> _本文_
⁂

強くて、眩しくて、焼け付くような、でも気持ちいい陽射し。
いつもはユウウツな単なる家事のひとつの洗濯でさえ、こんな日はワクワクする。
きれいに洗い上がった洗濯物を、元気いっぱいの陽射しに預ける。
みんな風に吹かれて気持ちよさそう。
私も一緒に太陽の光と風をいただく。
ちょっと得した気分になる。

夕方、ベランダでしばらく泳いでいた洗濯物を取り込む。
カサッとした感触、木綿の服のシワ、パリッと乾いたんだなぁ、って感じる。
両腕いっぱいに洗濯物を抱えると、いい匂いがした。

これはきっと、おひさまの匂い。
元気な太陽の光がくれた匂い。
なんだか懐かしいような、やさしい匂い。
お母さんの匂い。

⁂

> _提供記録_
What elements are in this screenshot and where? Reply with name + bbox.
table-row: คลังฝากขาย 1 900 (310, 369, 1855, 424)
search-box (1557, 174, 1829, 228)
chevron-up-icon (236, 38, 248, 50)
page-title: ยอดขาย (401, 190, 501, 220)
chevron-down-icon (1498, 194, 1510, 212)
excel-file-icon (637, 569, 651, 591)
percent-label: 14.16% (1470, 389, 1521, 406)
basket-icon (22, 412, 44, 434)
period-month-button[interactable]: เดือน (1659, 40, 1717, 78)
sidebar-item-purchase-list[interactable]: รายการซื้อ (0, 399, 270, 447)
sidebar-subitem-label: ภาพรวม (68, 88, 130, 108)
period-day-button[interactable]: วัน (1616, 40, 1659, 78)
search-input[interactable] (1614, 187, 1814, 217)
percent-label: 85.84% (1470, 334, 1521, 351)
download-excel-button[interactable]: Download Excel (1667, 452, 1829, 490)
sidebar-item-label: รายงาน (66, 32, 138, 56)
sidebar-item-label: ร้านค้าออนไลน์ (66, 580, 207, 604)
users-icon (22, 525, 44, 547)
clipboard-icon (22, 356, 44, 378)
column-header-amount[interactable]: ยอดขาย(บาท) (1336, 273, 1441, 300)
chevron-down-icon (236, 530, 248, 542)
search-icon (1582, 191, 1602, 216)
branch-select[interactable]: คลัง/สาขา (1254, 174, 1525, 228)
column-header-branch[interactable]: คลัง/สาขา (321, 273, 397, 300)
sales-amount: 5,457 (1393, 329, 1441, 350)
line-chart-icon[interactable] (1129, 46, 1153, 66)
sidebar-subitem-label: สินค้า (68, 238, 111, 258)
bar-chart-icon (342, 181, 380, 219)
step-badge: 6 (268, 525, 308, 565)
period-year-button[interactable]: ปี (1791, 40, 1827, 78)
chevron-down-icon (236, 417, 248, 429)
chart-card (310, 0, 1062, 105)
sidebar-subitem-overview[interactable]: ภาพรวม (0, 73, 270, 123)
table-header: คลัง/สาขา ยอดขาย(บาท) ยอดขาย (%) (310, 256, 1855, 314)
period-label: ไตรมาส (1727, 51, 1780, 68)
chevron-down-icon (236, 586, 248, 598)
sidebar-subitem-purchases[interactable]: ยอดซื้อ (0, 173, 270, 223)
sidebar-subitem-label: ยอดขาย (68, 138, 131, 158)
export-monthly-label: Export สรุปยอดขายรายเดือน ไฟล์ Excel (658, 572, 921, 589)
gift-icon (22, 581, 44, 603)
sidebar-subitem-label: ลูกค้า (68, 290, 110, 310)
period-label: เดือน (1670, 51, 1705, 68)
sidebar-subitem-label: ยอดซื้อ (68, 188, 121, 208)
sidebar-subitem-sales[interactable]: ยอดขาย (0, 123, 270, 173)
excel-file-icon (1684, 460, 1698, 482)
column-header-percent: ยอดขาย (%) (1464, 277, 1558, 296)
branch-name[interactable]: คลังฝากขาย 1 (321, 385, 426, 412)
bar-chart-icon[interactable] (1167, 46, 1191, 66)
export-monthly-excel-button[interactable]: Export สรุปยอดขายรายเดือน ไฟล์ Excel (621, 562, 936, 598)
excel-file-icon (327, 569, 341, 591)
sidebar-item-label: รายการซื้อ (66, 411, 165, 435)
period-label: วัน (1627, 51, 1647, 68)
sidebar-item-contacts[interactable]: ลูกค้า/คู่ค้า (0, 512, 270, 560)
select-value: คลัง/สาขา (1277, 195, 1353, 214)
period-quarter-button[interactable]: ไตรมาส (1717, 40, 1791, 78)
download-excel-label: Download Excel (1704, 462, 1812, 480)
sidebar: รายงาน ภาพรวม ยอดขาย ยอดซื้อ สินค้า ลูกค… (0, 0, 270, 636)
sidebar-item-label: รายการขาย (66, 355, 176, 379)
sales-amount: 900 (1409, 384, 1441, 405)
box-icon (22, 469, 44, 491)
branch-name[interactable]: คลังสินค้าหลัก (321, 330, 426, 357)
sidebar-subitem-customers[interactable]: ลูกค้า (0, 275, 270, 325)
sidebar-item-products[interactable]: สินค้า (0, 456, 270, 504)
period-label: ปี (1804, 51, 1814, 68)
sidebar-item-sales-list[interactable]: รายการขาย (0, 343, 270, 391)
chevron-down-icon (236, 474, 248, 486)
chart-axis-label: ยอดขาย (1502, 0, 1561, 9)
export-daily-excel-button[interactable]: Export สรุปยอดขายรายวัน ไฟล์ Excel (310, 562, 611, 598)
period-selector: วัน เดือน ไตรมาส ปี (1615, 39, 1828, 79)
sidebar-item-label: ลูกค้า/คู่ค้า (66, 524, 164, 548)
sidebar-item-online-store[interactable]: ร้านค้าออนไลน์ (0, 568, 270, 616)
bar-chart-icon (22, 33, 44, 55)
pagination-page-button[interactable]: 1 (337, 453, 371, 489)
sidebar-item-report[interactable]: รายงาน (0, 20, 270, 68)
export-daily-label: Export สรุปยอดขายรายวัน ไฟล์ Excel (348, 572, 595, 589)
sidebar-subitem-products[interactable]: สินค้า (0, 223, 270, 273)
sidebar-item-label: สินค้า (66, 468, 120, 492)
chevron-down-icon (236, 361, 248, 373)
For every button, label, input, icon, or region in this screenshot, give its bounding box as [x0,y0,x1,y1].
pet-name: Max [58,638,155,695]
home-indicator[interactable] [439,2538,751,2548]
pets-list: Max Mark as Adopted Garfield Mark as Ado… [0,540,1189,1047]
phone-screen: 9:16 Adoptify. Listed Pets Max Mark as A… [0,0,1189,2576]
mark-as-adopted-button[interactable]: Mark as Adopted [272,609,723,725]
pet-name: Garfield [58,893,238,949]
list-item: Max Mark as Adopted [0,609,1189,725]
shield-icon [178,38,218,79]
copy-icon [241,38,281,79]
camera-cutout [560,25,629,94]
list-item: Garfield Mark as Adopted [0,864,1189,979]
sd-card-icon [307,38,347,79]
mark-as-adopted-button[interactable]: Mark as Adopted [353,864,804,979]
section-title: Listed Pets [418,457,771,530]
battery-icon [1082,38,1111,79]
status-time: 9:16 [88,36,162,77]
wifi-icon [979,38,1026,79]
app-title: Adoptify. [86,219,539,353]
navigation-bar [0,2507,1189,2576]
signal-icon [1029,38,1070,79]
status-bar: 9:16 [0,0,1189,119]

⁂

> _作業内容_
1. 洗濯についての本文のうち、「強くて、眩しくて、焼け付くような、でも気持ちいい陽射し。」を含む語句で始まり「夕方、ベランダでしばらく泳いでいた洗濯物を取り込む。」で終わる部分を、「ベランダ」を「庭」に置き換えて示してください。
2. 洗濯物と陽射しについての本文を、最後の文の後から書き継いでください。
なお、記録は本文の内容とは関係がありません。

> _回答一覧_
1.
強くて、眩しくて、焼け付くような、でも気持ちいい陽射し。
いつもはユウウツな単なる家事のひとつの洗濯でさえ、こんな日はワクワクする。
きれいに洗い上がった洗濯物を、元気いっぱいの陽射しに預ける。
みんな風に吹かれて気持ちよさそう。
私も一緒に太陽の光と風をいただく。
ちょっと得した気分になる。

夕方、庭でしばらく泳いでいた洗濯物を取り込む。

2.
金魚のフンみたいに母親について回っていた私も、今では一児の母。
洗濯干しにぶらさがった小さなパンツや靴下を見て、少し、くす、と笑った。

心を少しだけゆっくりさせて感じると、きっと、そこらかしこにある、おひさまの匂い。
太陽の光と仲良くなった洗濯物の匂い。
体いっぱいにその光を浴びて背を伸ばす草の匂い、木の匂い。
空気の中の季節の匂い。
そして、汗をかいたみんなの頑張る匂い。

生きてるって捨てたもんじゃないと、ふと思うのだった。